State how many lines hold the word "Withdrawals", with no other words.

______________________________

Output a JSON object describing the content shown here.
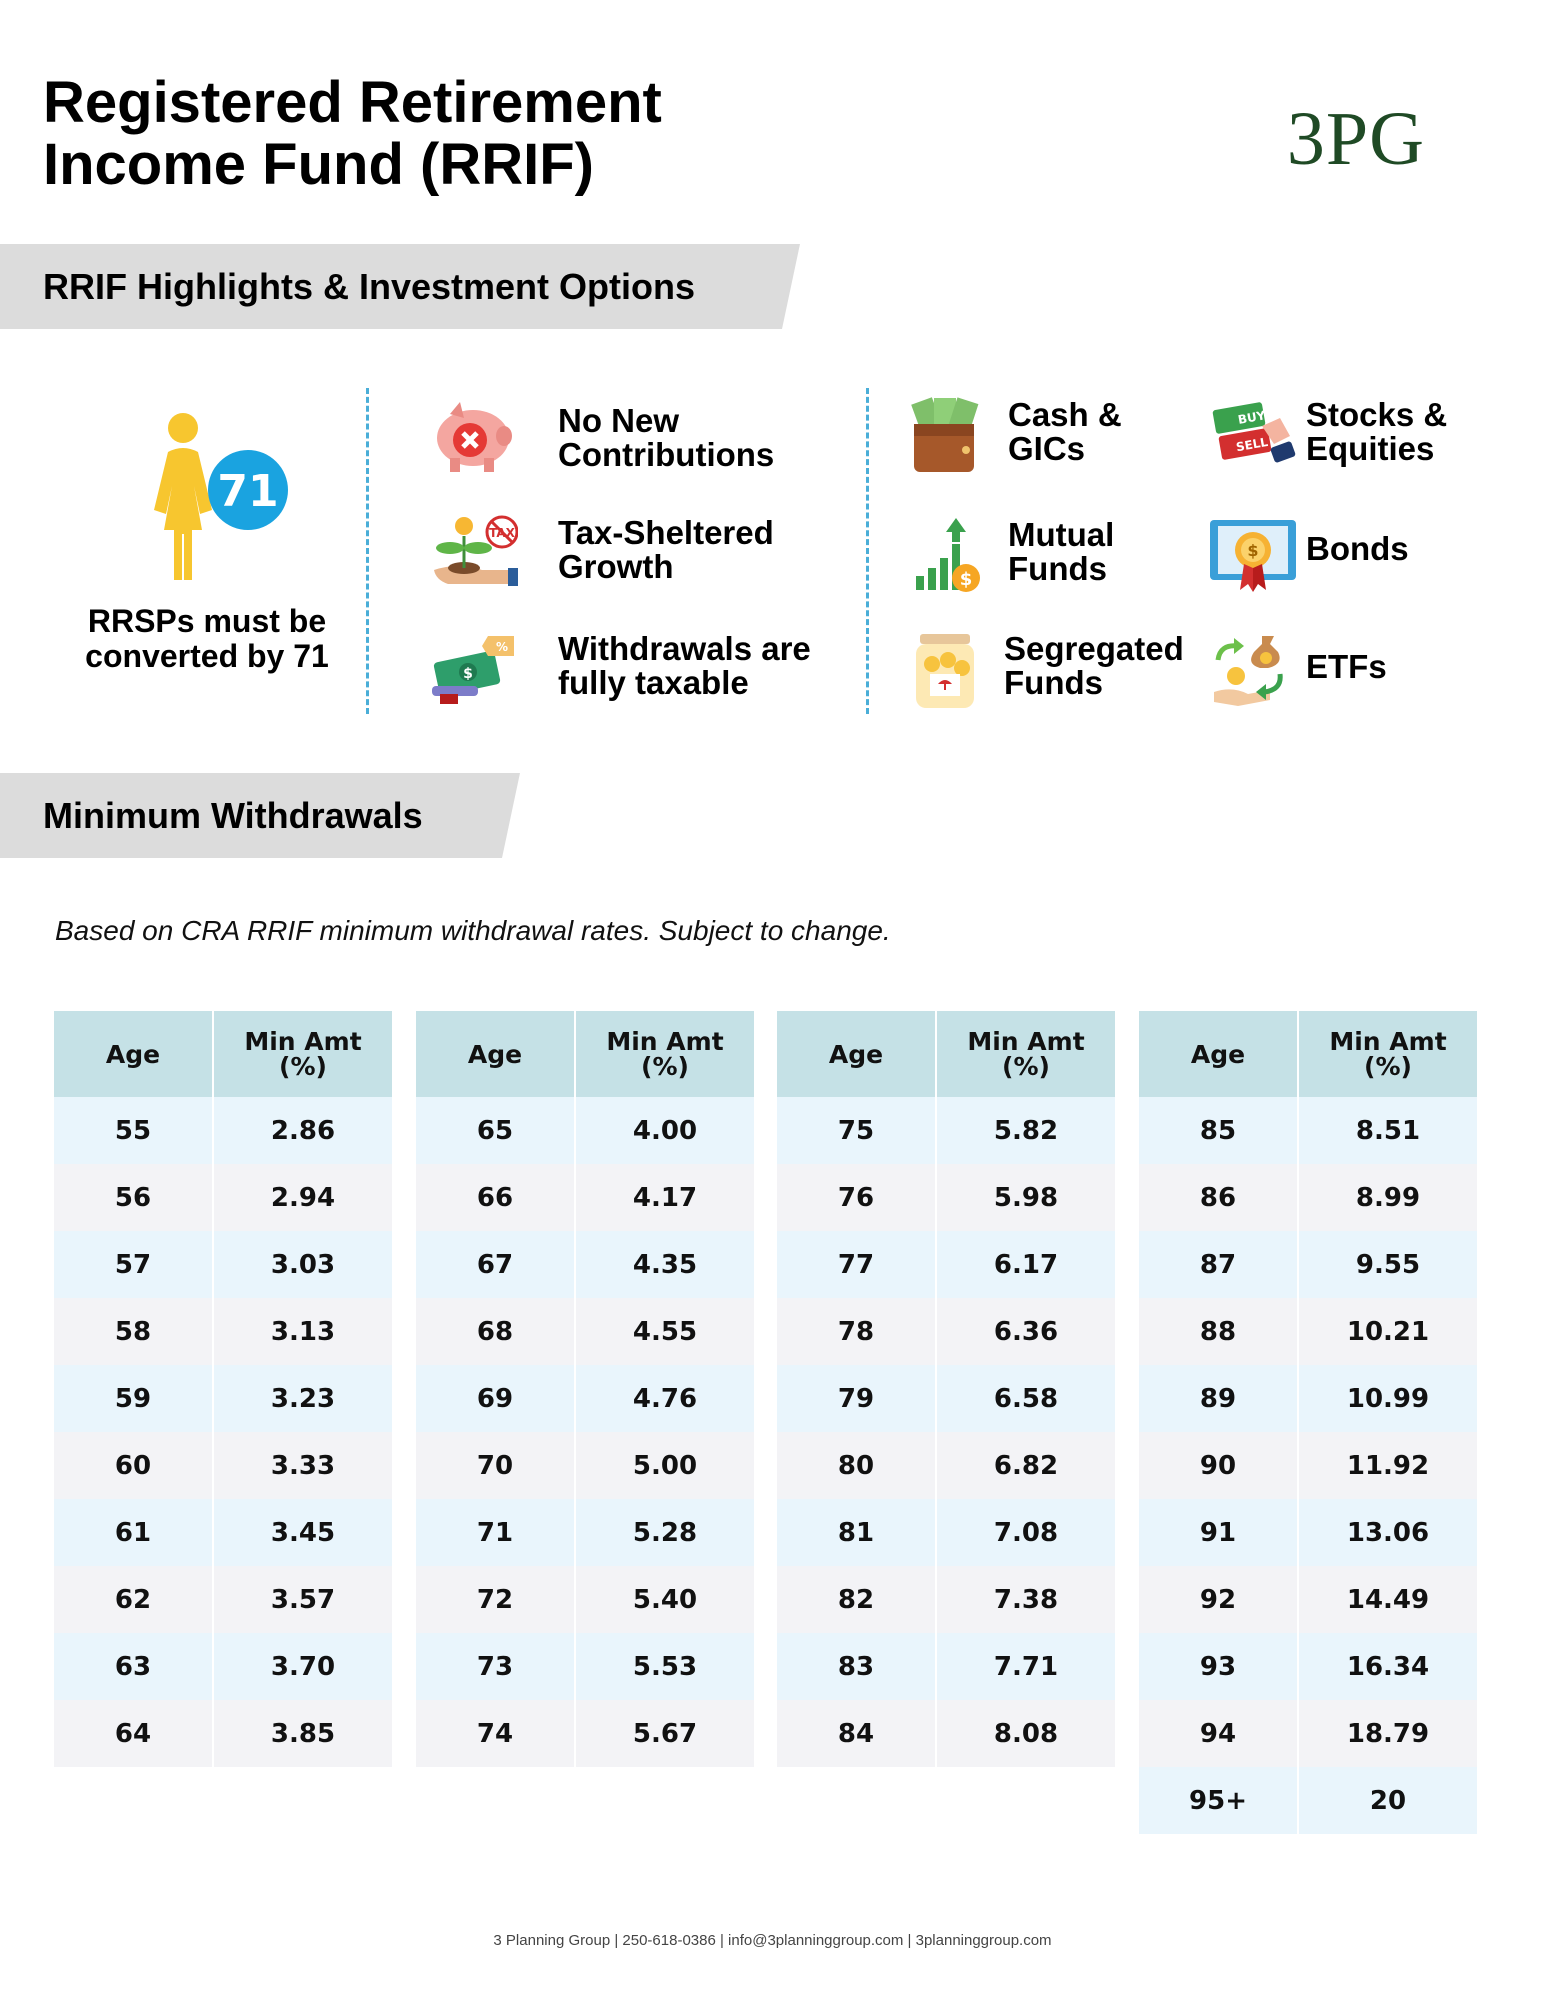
{
  "header": {
    "title_line1": "Registered Retirement",
    "title_line2": "Income Fund (RRIF)",
    "logo_text": "3PG"
  },
  "section1": {
    "title": "RRIF Highlights & Investment Options",
    "age_badge": "71",
    "convert_line1": "RRSPs must be",
    "convert_line2": "converted by 71",
    "highlights": [
      {
        "line1": "No New",
        "line2": "Contributions",
        "icon": "piggy-bank-no-icon"
      },
      {
        "line1": "Tax-Sheltered",
        "line2": "Growth",
        "icon": "plant-no-tax-icon"
      },
      {
        "line1": "Withdrawals are",
        "line2": "fully taxable",
        "icon": "cash-tax-icon"
      }
    ],
    "options": [
      {
        "line1": "Cash &",
        "line2": "GICs",
        "icon": "wallet-cash-icon"
      },
      {
        "line1": "Mutual",
        "line2": "Funds",
        "icon": "growth-chart-icon"
      },
      {
        "line1": "Segregated",
        "line2": "Funds",
        "icon": "coin-jar-icon"
      },
      {
        "line1": "Stocks &",
        "line2": "Equities",
        "icon": "buy-sell-icon"
      },
      {
        "line1": "Bonds",
        "line2": "",
        "icon": "bond-certificate-icon"
      },
      {
        "line1": "ETFs",
        "line2": "",
        "icon": "money-exchange-icon"
      }
    ]
  },
  "section2": {
    "title": "Minimum Withdrawals",
    "note": "Based on CRA RRIF minimum withdrawal rates. Subject to change.",
    "col_age": "Age",
    "col_min_line1": "Min Amt",
    "col_min_line2": "(%)",
    "tables": [
      [
        [
          "55",
          "2.86"
        ],
        [
          "56",
          "2.94"
        ],
        [
          "57",
          "3.03"
        ],
        [
          "58",
          "3.13"
        ],
        [
          "59",
          "3.23"
        ],
        [
          "60",
          "3.33"
        ],
        [
          "61",
          "3.45"
        ],
        [
          "62",
          "3.57"
        ],
        [
          "63",
          "3.70"
        ],
        [
          "64",
          "3.85"
        ]
      ],
      [
        [
          "65",
          "4.00"
        ],
        [
          "66",
          "4.17"
        ],
        [
          "67",
          "4.35"
        ],
        [
          "68",
          "4.55"
        ],
        [
          "69",
          "4.76"
        ],
        [
          "70",
          "5.00"
        ],
        [
          "71",
          "5.28"
        ],
        [
          "72",
          "5.40"
        ],
        [
          "73",
          "5.53"
        ],
        [
          "74",
          "5.67"
        ]
      ],
      [
        [
          "75",
          "5.82"
        ],
        [
          "76",
          "5.98"
        ],
        [
          "77",
          "6.17"
        ],
        [
          "78",
          "6.36"
        ],
        [
          "79",
          "6.58"
        ],
        [
          "80",
          "6.82"
        ],
        [
          "81",
          "7.08"
        ],
        [
          "82",
          "7.38"
        ],
        [
          "83",
          "7.71"
        ],
        [
          "84",
          "8.08"
        ]
      ],
      [
        [
          "85",
          "8.51"
        ],
        [
          "86",
          "8.99"
        ],
        [
          "87",
          "9.55"
        ],
        [
          "88",
          "10.21"
        ],
        [
          "89",
          "10.99"
        ],
        [
          "90",
          "11.92"
        ],
        [
          "91",
          "13.06"
        ],
        [
          "92",
          "14.49"
        ],
        [
          "93",
          "16.34"
        ],
        [
          "94",
          "18.79"
        ],
        [
          "95+",
          "20"
        ]
      ]
    ]
  },
  "footer": {
    "text": "3 Planning Group | 250-618-0386 | info@3planninggroup.com | 3planninggroup.com"
  },
  "colors": {
    "logo_green": "#1f4a25",
    "band_gray": "#dcdcdc",
    "header_teal": "#c5e1e6",
    "row_blue": "#e9f5fc",
    "row_gray": "#f3f3f6",
    "divider_blue": "#4aaed8",
    "badge_blue": "#1aa3e0",
    "person_yellow": "#f7c62f"
  }
}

______________________________

WRITTEN RESPONSE:
2